Please print every line from the one containing "Convert this document image to plain text." through the last line of the records below, exactly as written and nothing more.

SUPPLIED RECORDS:
========
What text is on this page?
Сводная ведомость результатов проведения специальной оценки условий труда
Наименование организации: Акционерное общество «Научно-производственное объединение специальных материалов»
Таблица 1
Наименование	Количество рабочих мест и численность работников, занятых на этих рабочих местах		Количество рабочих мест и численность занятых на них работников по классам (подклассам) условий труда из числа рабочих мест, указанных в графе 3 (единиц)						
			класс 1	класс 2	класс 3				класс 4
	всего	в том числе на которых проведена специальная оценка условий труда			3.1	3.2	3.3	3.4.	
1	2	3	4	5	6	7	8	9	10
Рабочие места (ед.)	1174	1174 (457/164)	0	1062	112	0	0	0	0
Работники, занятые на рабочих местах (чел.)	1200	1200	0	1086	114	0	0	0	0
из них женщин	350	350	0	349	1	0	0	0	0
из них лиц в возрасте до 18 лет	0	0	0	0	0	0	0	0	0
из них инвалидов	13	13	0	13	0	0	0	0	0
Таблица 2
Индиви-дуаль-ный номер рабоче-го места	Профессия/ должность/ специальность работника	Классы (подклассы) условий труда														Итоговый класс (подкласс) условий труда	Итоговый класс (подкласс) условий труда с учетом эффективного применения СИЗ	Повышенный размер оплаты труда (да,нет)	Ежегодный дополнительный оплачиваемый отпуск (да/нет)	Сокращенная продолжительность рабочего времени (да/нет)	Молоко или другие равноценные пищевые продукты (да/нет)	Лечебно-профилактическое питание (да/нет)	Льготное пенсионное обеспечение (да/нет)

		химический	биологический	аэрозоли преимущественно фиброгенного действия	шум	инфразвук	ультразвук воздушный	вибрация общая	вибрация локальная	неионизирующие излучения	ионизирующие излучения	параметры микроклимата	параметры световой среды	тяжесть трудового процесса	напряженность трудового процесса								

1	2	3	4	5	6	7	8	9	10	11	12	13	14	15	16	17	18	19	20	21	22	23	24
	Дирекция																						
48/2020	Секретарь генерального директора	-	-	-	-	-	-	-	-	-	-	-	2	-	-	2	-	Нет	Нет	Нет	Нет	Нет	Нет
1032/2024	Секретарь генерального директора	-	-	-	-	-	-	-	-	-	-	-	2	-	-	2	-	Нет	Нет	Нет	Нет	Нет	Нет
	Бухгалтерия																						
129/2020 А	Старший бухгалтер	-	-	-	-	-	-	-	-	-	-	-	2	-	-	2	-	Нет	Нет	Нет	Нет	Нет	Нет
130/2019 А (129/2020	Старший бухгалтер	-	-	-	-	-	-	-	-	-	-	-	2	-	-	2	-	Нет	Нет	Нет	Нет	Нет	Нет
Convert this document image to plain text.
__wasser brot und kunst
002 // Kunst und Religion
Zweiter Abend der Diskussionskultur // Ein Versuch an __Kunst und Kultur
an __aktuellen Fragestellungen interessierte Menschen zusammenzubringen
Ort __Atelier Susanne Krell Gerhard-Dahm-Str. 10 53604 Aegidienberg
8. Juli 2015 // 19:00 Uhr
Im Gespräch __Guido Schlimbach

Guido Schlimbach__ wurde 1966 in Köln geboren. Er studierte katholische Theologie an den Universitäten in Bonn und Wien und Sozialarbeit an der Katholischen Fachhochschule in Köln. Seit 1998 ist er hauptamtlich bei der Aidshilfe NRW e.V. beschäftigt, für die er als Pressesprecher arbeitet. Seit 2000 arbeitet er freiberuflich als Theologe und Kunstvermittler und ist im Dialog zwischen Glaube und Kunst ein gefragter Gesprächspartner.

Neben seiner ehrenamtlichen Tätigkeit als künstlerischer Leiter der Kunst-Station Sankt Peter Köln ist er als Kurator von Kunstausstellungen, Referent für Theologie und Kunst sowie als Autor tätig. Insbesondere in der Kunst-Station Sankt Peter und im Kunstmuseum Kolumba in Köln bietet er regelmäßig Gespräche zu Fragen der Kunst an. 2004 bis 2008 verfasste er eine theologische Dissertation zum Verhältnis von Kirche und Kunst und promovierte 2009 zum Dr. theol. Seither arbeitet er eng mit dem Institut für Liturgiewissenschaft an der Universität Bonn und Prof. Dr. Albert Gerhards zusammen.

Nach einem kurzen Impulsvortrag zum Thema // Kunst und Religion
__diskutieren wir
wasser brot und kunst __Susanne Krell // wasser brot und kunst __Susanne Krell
========
SOLUTION FOR THIS EXERCISE:
Convert this document image to plain text.
__wasser brot und kunst
002 // Kunst und Religion
Zweiter Abend der Diskussionskultur // Ein Versuch an __Kunst und Kultur
an __aktuellen Fragestellungen interessierte Menschen zusammenzubringen
Ort __Atelier Susanne Krell Gerhard-Dahm-Str. 10 53604 Aegidienberg
8. Juli 2015 // 19:00 Uhr
Im Gespräch __Guido Schlimbach

Guido Schlimbach__ wurde 1966 in Köln geboren. Er studierte katholische Theologie an den Universitäten in Bonn und Wien und Sozialarbeit an der Katholischen Fachhochschule in Köln. Seit 1998 ist er hauptamtlich bei der Aidshilfe NRW e.V. beschäftigt, für die er als Pressesprecher arbeitet. Seit 2000 arbeitet er freiberuflich als Theologe und Kunstvermittler und ist im Dialog zwischen Glaube und Kunst ein gefragter Gesprächspartner.

Neben seiner ehrenamtlichen Tätigkeit als künstlerischer Leiter der Kunst-Station Sankt Peter Köln ist er als Kurator von Kunstausstellungen, Referent für Theologie und Kunst sowie als Autor tätig. Insbesondere in der Kunst-Station Sankt Peter und im Kunstmuseum Kolumba in Köln bietet er regelmäßig Gespräche zu Fragen der Kunst an. 2004 bis 2008 verfasste er eine theologische Dissertation zum Verhältnis von Kirche und Kunst und promovierte 2009 zum Dr. theol. Seither arbeitet er eng mit dem Institut für Liturgiewissenschaft an der Universität Bonn und Prof. Dr. Albert Gerhards zusammen.

Nach einem kurzen Impulsvortrag zum Thema // Kunst und Religion
__diskutieren wir
wasser brot und kunst __Susanne Krell // wasser brot und kunst __Susanne Krell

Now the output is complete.